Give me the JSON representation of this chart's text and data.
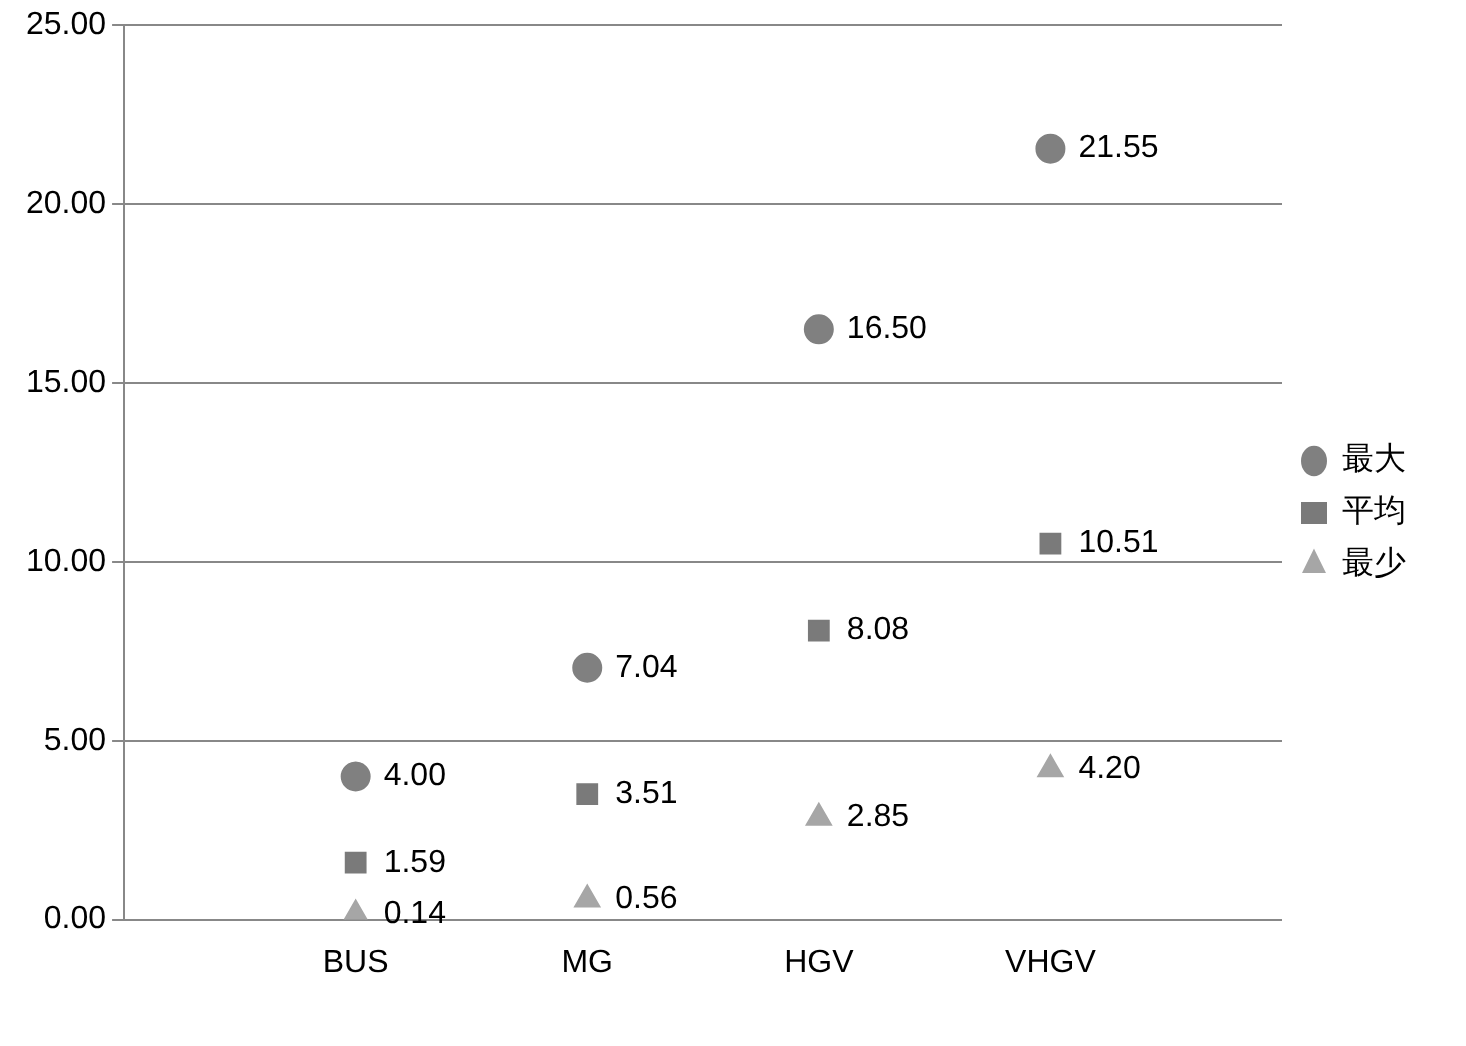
{
  "chart_data": {
    "type": "scatter",
    "categories": [
      null,
      "BUS",
      "MG",
      "HGV",
      "VHGV",
      null
    ],
    "series": [
      {
        "name": "最大",
        "color": "#808080",
        "marker": "circle",
        "values": [
          null,
          4.0,
          7.04,
          16.5,
          21.55,
          null
        ],
        "value_labels": [
          null,
          "4.00",
          "7.04",
          "16.50",
          "21.55",
          null
        ]
      },
      {
        "name": "平均",
        "color": "#7a7a7a",
        "marker": "square",
        "values": [
          null,
          1.59,
          3.51,
          8.08,
          10.51,
          null
        ],
        "value_labels": [
          null,
          "1.59",
          "3.51",
          "8.08",
          "10.51",
          null
        ]
      },
      {
        "name": "最少",
        "color": "#a6a6a6",
        "marker": "triangle",
        "values": [
          null,
          0.14,
          0.56,
          2.85,
          4.2,
          null
        ],
        "value_labels": [
          null,
          "0.14",
          "0.56",
          "2.85",
          "4.20",
          null
        ]
      }
    ],
    "ylim": [
      0,
      25
    ],
    "yticks": [
      {
        "value": 0,
        "label": "0.00"
      },
      {
        "value": 5,
        "label": "5.00"
      },
      {
        "value": 10,
        "label": "10.00"
      },
      {
        "value": 15,
        "label": "15.00"
      },
      {
        "value": 20,
        "label": "20.00"
      },
      {
        "value": 25,
        "label": "25.00"
      }
    ],
    "grid": "y",
    "legend": "right"
  }
}
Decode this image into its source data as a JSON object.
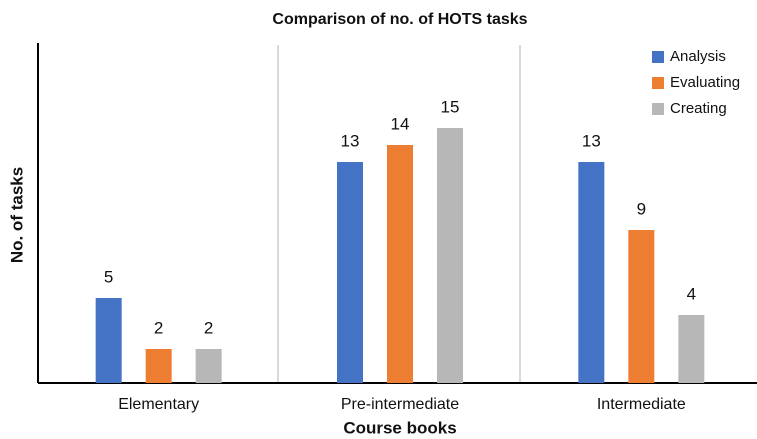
{
  "chart_data": {
    "type": "bar",
    "title": "Comparison of no. of HOTS tasks",
    "x_label": "Course books",
    "y_label": "No. of tasks",
    "categories": [
      "Elementary",
      "Pre-intermediate",
      "Intermediate"
    ],
    "series": [
      {
        "name": "Analysis",
        "color": "#4472c4",
        "values": [
          5,
          13,
          13
        ]
      },
      {
        "name": "Evaluating",
        "color": "#ed7d31",
        "values": [
          2,
          14,
          9
        ]
      },
      {
        "name": "Creating",
        "color": "#b7b7b7",
        "values": [
          2,
          15,
          4
        ]
      }
    ],
    "ylim": [
      0,
      20
    ],
    "legend": "top-right",
    "data_labels": true
  }
}
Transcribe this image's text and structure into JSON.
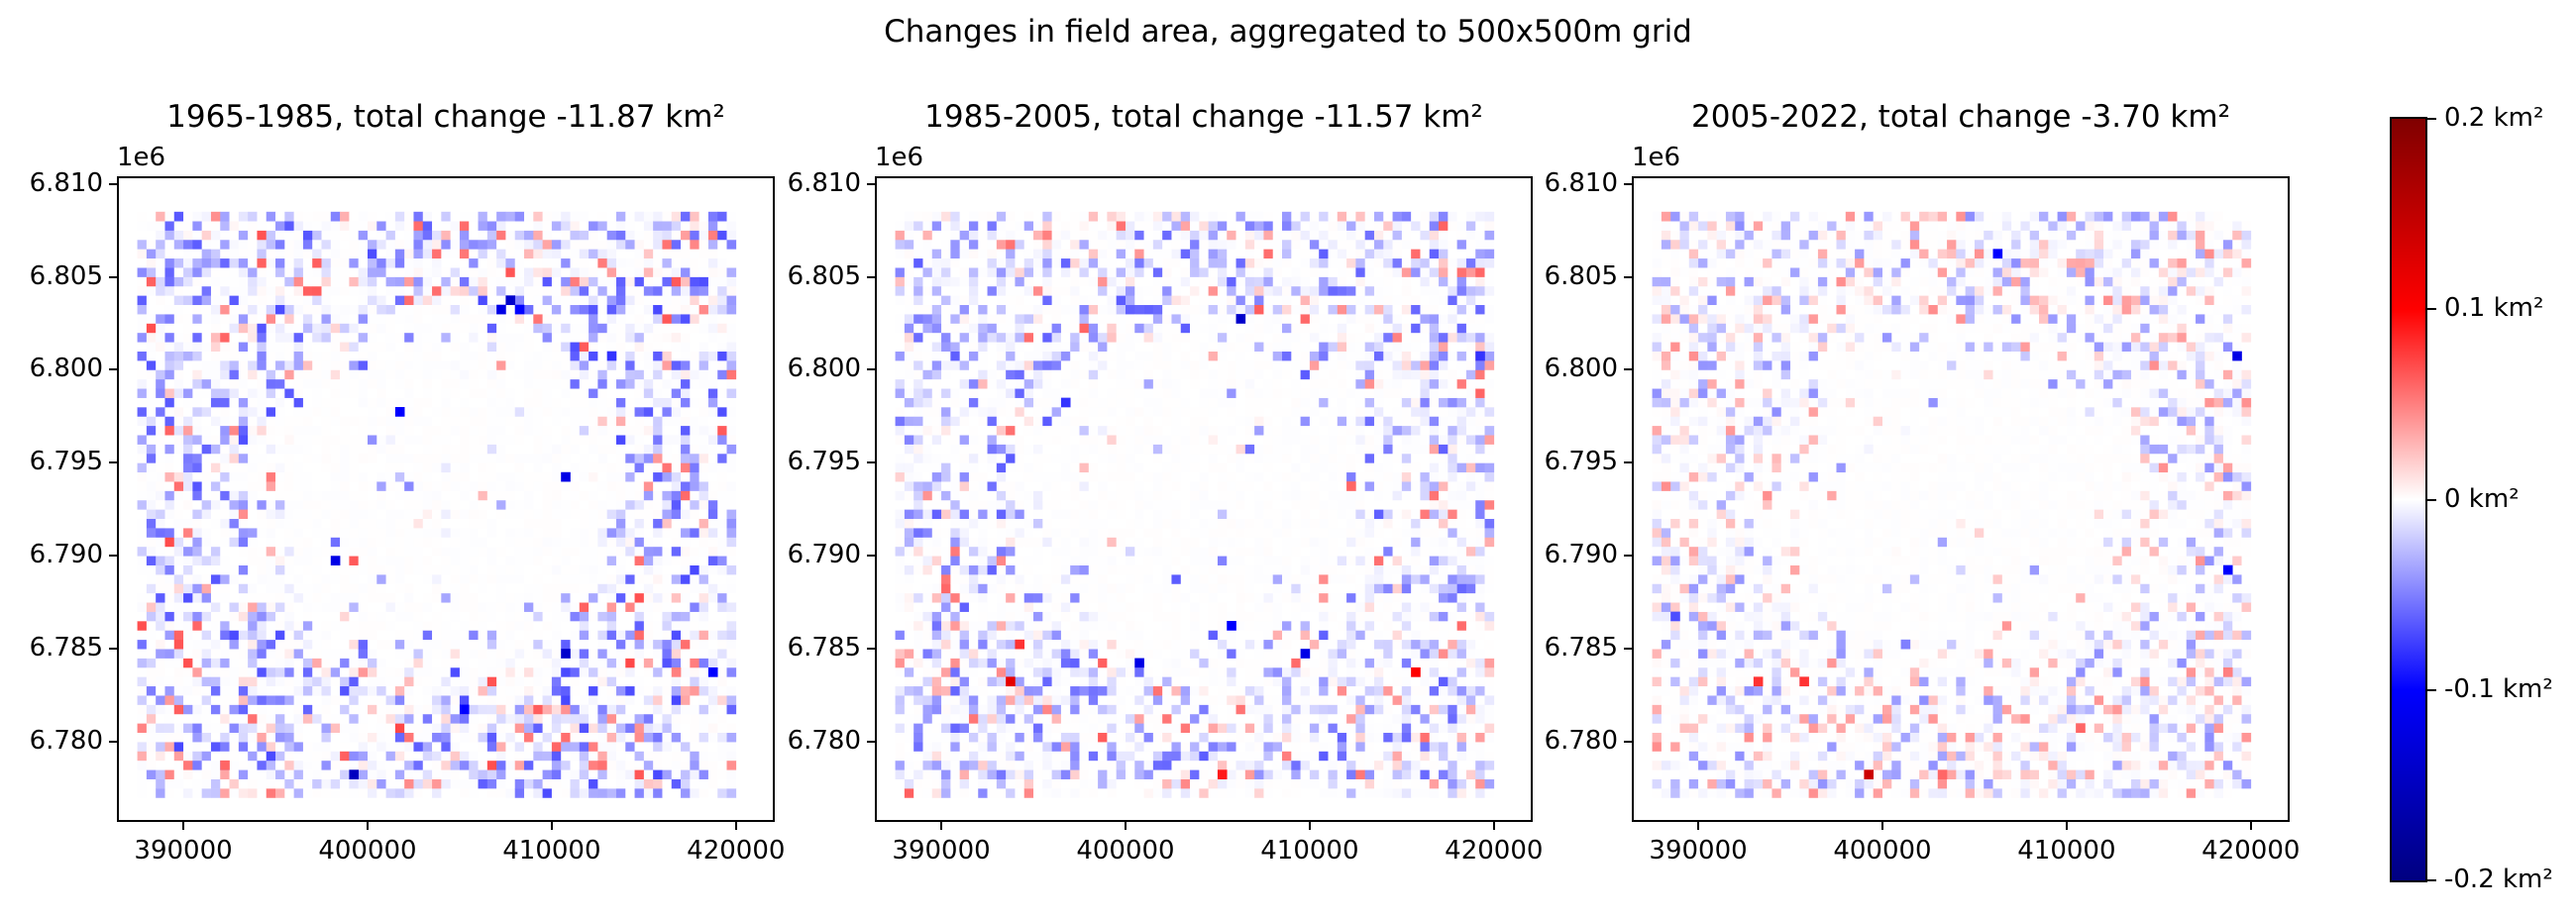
{
  "suptitle": "Changes in field area, aggregated to 500x500m grid",
  "chart_data": [
    {
      "type": "heatmap",
      "title": "1965-1985, total change -11.87 km²",
      "total_change_km2": -11.87,
      "x_ticks": [
        "390000",
        "400000",
        "410000",
        "420000"
      ],
      "y_ticks": [
        "6.780",
        "6.785",
        "6.790",
        "6.795",
        "6.800",
        "6.805",
        "6.810"
      ],
      "y_offset_label": "1e6",
      "xlim": [
        386500,
        422000
      ],
      "ylim": [
        6775800,
        6810300
      ],
      "cell_size_m": 500,
      "hotspots": [
        {
          "x": 407750,
          "y": 6803750,
          "v": -0.14
        },
        {
          "x": 407250,
          "y": 6803250,
          "v": -0.12
        },
        {
          "x": 408250,
          "y": 6803250,
          "v": -0.1
        },
        {
          "x": 401750,
          "y": 6797750,
          "v": -0.1
        },
        {
          "x": 410750,
          "y": 6794250,
          "v": -0.12
        },
        {
          "x": 410750,
          "y": 6784750,
          "v": -0.14
        },
        {
          "x": 399250,
          "y": 6778250,
          "v": -0.15
        },
        {
          "x": 398250,
          "y": 6789750,
          "v": -0.12
        },
        {
          "x": 405250,
          "y": 6781750,
          "v": -0.1
        },
        {
          "x": 418750,
          "y": 6783750,
          "v": -0.1
        },
        {
          "x": 413250,
          "y": 6800750,
          "v": -0.08
        },
        {
          "x": 392250,
          "y": 6778750,
          "v": 0.06
        },
        {
          "x": 416750,
          "y": 6783750,
          "v": 0.05
        }
      ]
    },
    {
      "type": "heatmap",
      "title": "1985-2005, total change -11.57 km²",
      "total_change_km2": -11.57,
      "x_ticks": [
        "390000",
        "400000",
        "410000",
        "420000"
      ],
      "y_ticks": [
        "6.780",
        "6.785",
        "6.790",
        "6.795",
        "6.800",
        "6.805",
        "6.810"
      ],
      "y_offset_label": "1e6",
      "xlim": [
        386500,
        422000
      ],
      "ylim": [
        6775800,
        6810300
      ],
      "cell_size_m": 500,
      "hotspots": [
        {
          "x": 406250,
          "y": 6802750,
          "v": -0.14
        },
        {
          "x": 400750,
          "y": 6784250,
          "v": -0.12
        },
        {
          "x": 409750,
          "y": 6784750,
          "v": -0.12
        },
        {
          "x": 405750,
          "y": 6786250,
          "v": -0.1
        },
        {
          "x": 396750,
          "y": 6798250,
          "v": -0.08
        },
        {
          "x": 419250,
          "y": 6800750,
          "v": -0.08
        },
        {
          "x": 393750,
          "y": 6783250,
          "v": 0.12
        },
        {
          "x": 394250,
          "y": 6785250,
          "v": 0.08
        },
        {
          "x": 405250,
          "y": 6778250,
          "v": 0.09
        },
        {
          "x": 415750,
          "y": 6783750,
          "v": 0.1
        },
        {
          "x": 412250,
          "y": 6793750,
          "v": 0.06
        }
      ]
    },
    {
      "type": "heatmap",
      "title": "2005-2022, total change -3.70 km²",
      "total_change_km2": -3.7,
      "x_ticks": [
        "390000",
        "400000",
        "410000",
        "420000"
      ],
      "y_ticks": [
        "6.780",
        "6.785",
        "6.790",
        "6.795",
        "6.800",
        "6.805",
        "6.810"
      ],
      "y_offset_label": "1e6",
      "xlim": [
        386500,
        422000
      ],
      "ylim": [
        6775800,
        6810300
      ],
      "cell_size_m": 500,
      "hotspots": [
        {
          "x": 419250,
          "y": 6800750,
          "v": -0.12
        },
        {
          "x": 418750,
          "y": 6789250,
          "v": -0.1
        },
        {
          "x": 406250,
          "y": 6806250,
          "v": -0.1
        },
        {
          "x": 399250,
          "y": 6778250,
          "v": 0.14
        },
        {
          "x": 393250,
          "y": 6783250,
          "v": 0.08
        },
        {
          "x": 395750,
          "y": 6783250,
          "v": 0.08
        },
        {
          "x": 403250,
          "y": 6778250,
          "v": 0.06
        },
        {
          "x": 410750,
          "y": 6780750,
          "v": 0.06
        },
        {
          "x": 418750,
          "y": 6783750,
          "v": 0.05
        },
        {
          "x": 388750,
          "y": 6786750,
          "v": -0.07
        },
        {
          "x": 401250,
          "y": 6785250,
          "v": -0.05
        }
      ]
    }
  ],
  "colorbar": {
    "labels": [
      "0.2 km²",
      "0.1 km²",
      "0 km²",
      "-0.1 km²",
      "-0.2 km²"
    ],
    "values": [
      0.2,
      0.1,
      0,
      -0.1,
      -0.2
    ],
    "range": [
      -0.2,
      0.2
    ],
    "colormap": "seismic",
    "colors": {
      "max": "#800000",
      "high": "#ff0000",
      "zero": "#ffffff",
      "low": "#0000ff",
      "min": "#000080"
    }
  }
}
——
Using the records above, output their complete text exactly, minus any images.

• _Exercise answer_:
Give me the JSON representation of this chart's text and data.
{
  "chart_data": {
    "type": "scatter",
    "categories": [
      null,
      "BUS",
      "MG",
      "HGV",
      "VHGV",
      null
    ],
    "series": [
      {
        "name": "最大",
        "color": "#808080",
        "marker": "circle",
        "values": [
          null,
          4.0,
          7.04,
          16.5,
          21.55,
          null
        ],
        "value_labels": [
          null,
          "4.00",
          "7.04",
          "16.50",
          "21.55",
          null
        ]
      },
      {
        "name": "平均",
        "color": "#7a7a7a",
        "marker": "square",
        "values": [
          null,
          1.59,
          3.51,
          8.08,
          10.51,
          null
        ],
        "value_labels": [
          null,
          "1.59",
          "3.51",
          "8.08",
          "10.51",
          null
        ]
      },
      {
        "name": "最少",
        "color": "#a6a6a6",
        "marker": "triangle",
        "values": [
          null,
          0.14,
          0.56,
          2.85,
          4.2,
          null
        ],
        "value_labels": [
          null,
          "0.14",
          "0.56",
          "2.85",
          "4.20",
          null
        ]
      }
    ],
    "ylim": [
      0,
      25
    ],
    "yticks": [
      {
        "value": 0,
        "label": "0.00"
      },
      {
        "value": 5,
        "label": "5.00"
      },
      {
        "value": 10,
        "label": "10.00"
      },
      {
        "value": 15,
        "label": "15.00"
      },
      {
        "value": 20,
        "label": "20.00"
      },
      {
        "value": 25,
        "label": "25.00"
      }
    ],
    "grid": "y",
    "legend": "right"
  }
}
Decode this image into its source data as a JSON object.
{
  "chart_data": {
    "type": "bar",
    "title": "Comparison of no. of HOTS tasks",
    "x_label": "Course books",
    "y_label": "No. of tasks",
    "categories": [
      "Elementary",
      "Pre-intermediate",
      "Intermediate"
    ],
    "series": [
      {
        "name": "Analysis",
        "color": "#4472c4",
        "values": [
          5,
          13,
          13
        ]
      },
      {
        "name": "Evaluating",
        "color": "#ed7d31",
        "values": [
          2,
          14,
          9
        ]
      },
      {
        "name": "Creating",
        "color": "#b7b7b7",
        "values": [
          2,
          15,
          4
        ]
      }
    ],
    "ylim": [
      0,
      20
    ],
    "legend": "top-right",
    "data_labels": true
  }
}
Transcribe this image's text and structure into JSON.
{
  "suptitle": "Changes in field area, aggregated to 500x500m grid",
  "chart_data": [
    {
      "type": "heatmap",
      "title": "1965-1985, total change -11.87 km²",
      "total_change_km2": -11.87,
      "x_ticks": [
        "390000",
        "400000",
        "410000",
        "420000"
      ],
      "y_ticks": [
        "6.780",
        "6.785",
        "6.790",
        "6.795",
        "6.800",
        "6.805",
        "6.810"
      ],
      "y_offset_label": "1e6",
      "xlim": [
        386500,
        422000
      ],
      "ylim": [
        6775800,
        6810300
      ],
      "cell_size_m": 500,
      "hotspots": [
        {
          "x": 407750,
          "y": 6803750,
          "v": -0.14
        },
        {
          "x": 407250,
          "y": 6803250,
          "v": -0.12
        },
        {
          "x": 408250,
          "y": 6803250,
          "v": -0.1
        },
        {
          "x": 401750,
          "y": 6797750,
          "v": -0.1
        },
        {
          "x": 410750,
          "y": 6794250,
          "v": -0.12
        },
        {
          "x": 410750,
          "y": 6784750,
          "v": -0.14
        },
        {
          "x": 399250,
          "y": 6778250,
          "v": -0.15
        },
        {
          "x": 398250,
          "y": 6789750,
          "v": -0.12
        },
        {
          "x": 405250,
          "y": 6781750,
          "v": -0.1
        },
        {
          "x": 418750,
          "y": 6783750,
          "v": -0.1
        },
        {
          "x": 413250,
          "y": 6800750,
          "v": -0.08
        },
        {
          "x": 392250,
          "y": 6778750,
          "v": 0.06
        },
        {
          "x": 416750,
          "y": 6783750,
          "v": 0.05
        }
      ]
    },
    {
      "type": "heatmap",
      "title": "1985-2005, total change -11.57 km²",
      "total_change_km2": -11.57,
      "x_ticks": [
        "390000",
        "400000",
        "410000",
        "420000"
      ],
      "y_ticks": [
        "6.780",
        "6.785",
        "6.790",
        "6.795",
        "6.800",
        "6.805",
        "6.810"
      ],
      "y_offset_label": "1e6",
      "xlim": [
        386500,
        422000
      ],
      "ylim": [
        6775800,
        6810300
      ],
      "cell_size_m": 500,
      "hotspots": [
        {
          "x": 406250,
          "y": 6802750,
          "v": -0.14
        },
        {
          "x": 400750,
          "y": 6784250,
          "v": -0.12
        },
        {
          "x": 409750,
          "y": 6784750,
          "v": -0.12
        },
        {
          "x": 405750,
          "y": 6786250,
          "v": -0.1
        },
        {
          "x": 396750,
          "y": 6798250,
          "v": -0.08
        },
        {
          "x": 419250,
          "y": 6800750,
          "v": -0.08
        },
        {
          "x": 393750,
          "y": 6783250,
          "v": 0.12
        },
        {
          "x": 394250,
          "y": 6785250,
          "v": 0.08
        },
        {
          "x": 405250,
          "y": 6778250,
          "v": 0.09
        },
        {
          "x": 415750,
          "y": 6783750,
          "v": 0.1
        },
        {
          "x": 412250,
          "y": 6793750,
          "v": 0.06
        }
      ]
    },
    {
      "type": "heatmap",
      "title": "2005-2022, total change -3.70 km²",
      "total_change_km2": -3.7,
      "x_ticks": [
        "390000",
        "400000",
        "410000",
        "420000"
      ],
      "y_ticks": [
        "6.780",
        "6.785",
        "6.790",
        "6.795",
        "6.800",
        "6.805",
        "6.810"
      ],
      "y_offset_label": "1e6",
      "xlim": [
        386500,
        422000
      ],
      "ylim": [
        6775800,
        6810300
      ],
      "cell_size_m": 500,
      "hotspots": [
        {
          "x": 419250,
          "y": 6800750,
          "v": -0.12
        },
        {
          "x": 418750,
          "y": 6789250,
          "v": -0.1
        },
        {
          "x": 406250,
          "y": 6806250,
          "v": -0.1
        },
        {
          "x": 399250,
          "y": 6778250,
          "v": 0.14
        },
        {
          "x": 393250,
          "y": 6783250,
          "v": 0.08
        },
        {
          "x": 395750,
          "y": 6783250,
          "v": 0.08
        },
        {
          "x": 403250,
          "y": 6778250,
          "v": 0.06
        },
        {
          "x": 410750,
          "y": 6780750,
          "v": 0.06
        },
        {
          "x": 418750,
          "y": 6783750,
          "v": 0.05
        },
        {
          "x": 388750,
          "y": 6786750,
          "v": -0.07
        },
        {
          "x": 401250,
          "y": 6785250,
          "v": -0.05
        }
      ]
    }
  ],
  "colorbar": {
    "labels": [
      "0.2 km²",
      "0.1 km²",
      "0 km²",
      "-0.1 km²",
      "-0.2 km²"
    ],
    "values": [
      0.2,
      0.1,
      0,
      -0.1,
      -0.2
    ],
    "range": [
      -0.2,
      0.2
    ],
    "colormap": "seismic",
    "colors": {
      "max": "#800000",
      "high": "#ff0000",
      "zero": "#ffffff",
      "low": "#0000ff",
      "min": "#000080"
    }
  }
}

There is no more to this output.